Repeat the lines starting at the one containing "candle-body — [878, 104, 883, 121]" and ending at the one containing "settings-gear-icon[interactable]: ⚙ —", swapping "candle-body" for "candle-bar" and leaving everything else unchanged.

Exercise input:
===============
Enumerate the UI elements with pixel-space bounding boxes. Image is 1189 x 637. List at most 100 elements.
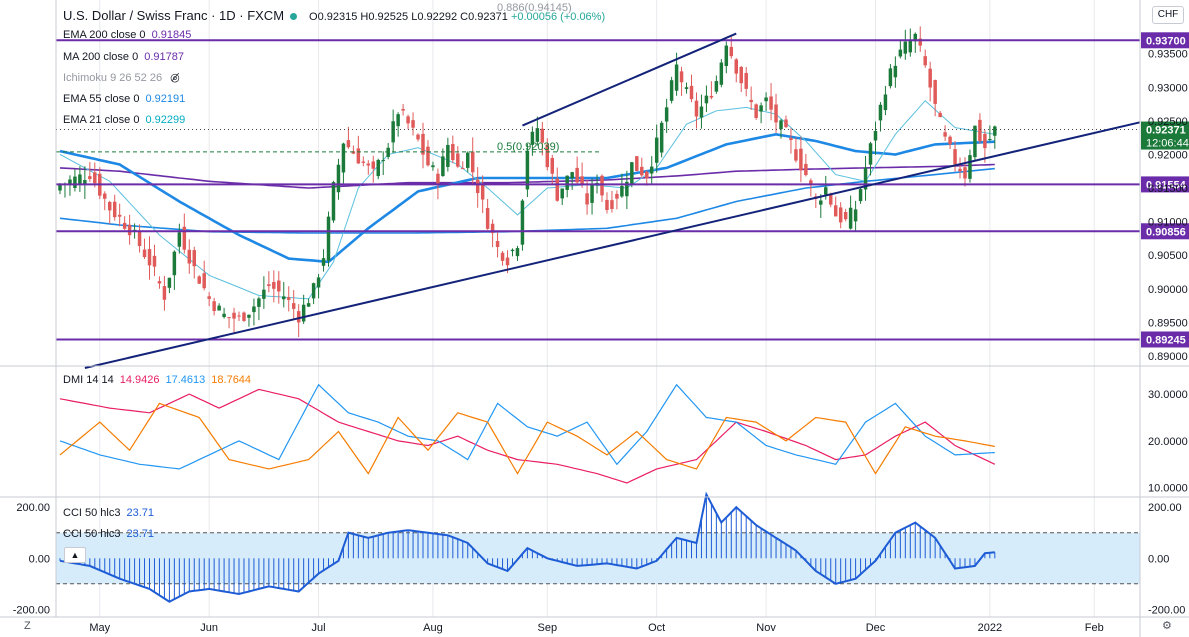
candle-body — [878, 104, 883, 121]
candle-body — [724, 45, 729, 67]
dmi-y-tick-label: 30.0000 — [1148, 389, 1188, 401]
y-tick-label: 0.91000 — [1148, 217, 1188, 229]
candle-body — [903, 41, 908, 54]
low-value: L0.92292 — [411, 11, 458, 23]
candle-body — [709, 95, 714, 98]
cci-label: CCI 50 hlc3 — [63, 507, 121, 519]
candle-body — [943, 132, 947, 137]
candle-body — [103, 193, 107, 199]
indicator-ema55[interactable]: EMA 55 close 0 0.92191 — [63, 92, 185, 106]
candle-body — [938, 112, 942, 118]
ema21-line — [59, 99, 995, 300]
dmi-legend[interactable]: DMI 14 14 14.9426 17.4613 18.7644 — [63, 373, 251, 387]
cci-y-tick-label-left: 0.00 — [29, 553, 50, 565]
x-tick-label: 2022 — [978, 622, 1002, 634]
candle-body — [570, 172, 574, 179]
candle-body — [431, 165, 435, 168]
timezone-icon[interactable]: Z — [24, 620, 31, 632]
dmi-lines — [59, 383, 996, 484]
candle-body — [485, 208, 490, 229]
candle-body — [262, 289, 266, 299]
candle-body — [421, 133, 425, 155]
candle-body — [684, 87, 689, 89]
axis-labels: May Jun Jul Aug Sep Oct Nov Dec 2022 Feb 0.93500 0.… — [13, 49, 1188, 634]
indicator-ema200[interactable]: EMA 200 close 0 0.91845 — [63, 28, 191, 42]
candle-body — [674, 64, 679, 91]
candle-body — [809, 180, 813, 185]
settings-gear-icon[interactable]: ⚙ — [1162, 620, 1172, 632]
candle-body — [769, 96, 773, 110]
candle-body — [749, 99, 753, 103]
candle-body — [620, 186, 624, 197]
x-tick-label: Jun — [200, 622, 218, 634]
cci-y-tick-label: 200.00 — [1148, 502, 1182, 514]
y-tick-label: 0.91500 — [1148, 183, 1188, 195]
candle-body — [853, 209, 858, 222]
candles — [58, 26, 997, 338]
indicator-label: Ichimoku 9 26 52 26 — [63, 72, 163, 84]
candle-body — [416, 134, 420, 140]
candle-body — [376, 159, 380, 177]
candle-body — [257, 298, 261, 307]
dmi-series-line — [59, 402, 995, 475]
trendlines — [84, 32, 1141, 369]
candle-body — [207, 296, 211, 299]
y-tick-label: 0.89000 — [1148, 351, 1188, 363]
candle-body — [635, 156, 639, 171]
indicator-ema21[interactable]: EMA 21 close 0 0.92299 — [63, 113, 185, 127]
candle-body — [535, 128, 540, 142]
cci-legend-1[interactable]: CCI 50 hlc3 23.71 — [63, 506, 154, 520]
candle-body — [326, 216, 331, 261]
indicator-ma200[interactable]: MA 200 close 0 0.91787 — [63, 50, 184, 64]
candle-body — [799, 148, 803, 171]
candle-body — [615, 193, 619, 199]
candle-body — [267, 284, 271, 287]
candle-body — [142, 249, 147, 258]
candle-body — [953, 149, 957, 165]
candle-body — [600, 175, 604, 196]
candle-body — [530, 131, 535, 145]
dmi-label: DMI 14 14 — [63, 374, 114, 386]
candle-body — [948, 136, 952, 145]
candle-body — [704, 95, 709, 104]
candle-body — [565, 175, 569, 190]
dmi-y-tick-label: 20.0000 — [1148, 436, 1188, 448]
top-fib-label: 0.886(0.94145) — [497, 2, 572, 14]
candle-body — [346, 140, 351, 148]
indicator-label: EMA 200 close 0 — [63, 29, 146, 41]
current-price-tag — [1141, 121, 1189, 150]
candle-body — [838, 207, 843, 223]
collapse-legend-button[interactable]: ▲ — [64, 547, 86, 563]
open-value: O0.92315 — [309, 11, 358, 23]
candle-body — [167, 277, 172, 288]
candle-body — [411, 120, 415, 128]
y-tick-label: 0.89500 — [1148, 317, 1188, 329]
candle-body — [963, 167, 967, 179]
cci-legend-2[interactable]: CCI 50 hlc3 23.71 — [63, 527, 154, 541]
candle-body — [784, 119, 788, 128]
candle-body — [122, 222, 127, 229]
candle-body — [73, 176, 77, 188]
candle-body — [843, 211, 848, 220]
candle-body — [391, 121, 395, 143]
candle-body — [227, 317, 231, 319]
candle-body — [580, 176, 584, 185]
candle-body — [908, 40, 913, 53]
level-price-label: 0.90856 — [1146, 226, 1186, 238]
dmi-y-tick-label: 10.0000 — [1148, 483, 1188, 495]
candle-body — [525, 150, 530, 190]
candle-body — [252, 306, 256, 313]
candle-body — [466, 152, 470, 168]
trendline — [84, 121, 1141, 369]
candle-body — [386, 147, 390, 157]
candle-body — [152, 255, 157, 267]
currency-button[interactable]: CHF — [1152, 6, 1184, 24]
candle-body — [147, 249, 152, 266]
hidden-eye-icon[interactable]: ◎̸ — [170, 72, 180, 84]
level-price-label: 0.93700 — [1146, 35, 1186, 47]
candle-body — [286, 297, 291, 300]
current-price-label: 0.92371 — [1146, 125, 1186, 137]
indicator-ichimoku[interactable]: Ichimoku 9 26 52 26 ◎̸ — [63, 71, 180, 85]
===============
Solution to this problem:
candle-bar — [878, 104, 883, 121]
candle-bar — [724, 45, 729, 67]
dmi-y-tick-label: 30.0000 — [1148, 389, 1188, 401]
y-tick-label: 0.91000 — [1148, 217, 1188, 229]
candle-bar — [903, 41, 908, 54]
low-value: L0.92292 — [411, 11, 458, 23]
candle-bar — [709, 95, 714, 98]
cci-label: CCI 50 hlc3 — [63, 507, 121, 519]
candle-bar — [943, 132, 947, 137]
candle-bar — [103, 193, 107, 199]
indicator-ema55[interactable]: EMA 55 close 0 0.92191 — [63, 92, 185, 106]
candle-bar — [938, 112, 942, 118]
ema21-line — [59, 99, 995, 300]
dmi-legend[interactable]: DMI 14 14 14.9426 17.4613 18.7644 — [63, 373, 251, 387]
cci-y-tick-label-left: 0.00 — [29, 553, 50, 565]
x-tick-label: 2022 — [978, 622, 1002, 634]
candle-bar — [570, 172, 574, 179]
candle-bar — [431, 165, 435, 168]
timezone-icon[interactable]: Z — [24, 620, 31, 632]
dmi-lines — [59, 383, 996, 484]
candle-bar — [485, 208, 490, 229]
candle-bar — [262, 289, 266, 299]
candle-bar — [421, 133, 425, 155]
candle-bar — [684, 87, 689, 89]
axis-labels: May Jun Jul Aug Sep Oct Nov Dec 2022 Feb 0.93500 0.… — [13, 49, 1188, 634]
indicator-ema200[interactable]: EMA 200 close 0 0.91845 — [63, 28, 191, 42]
candle-bar — [674, 64, 679, 91]
candle-bar — [809, 180, 813, 185]
settings-gear-icon[interactable]: ⚙ — [1162, 620, 1172, 632]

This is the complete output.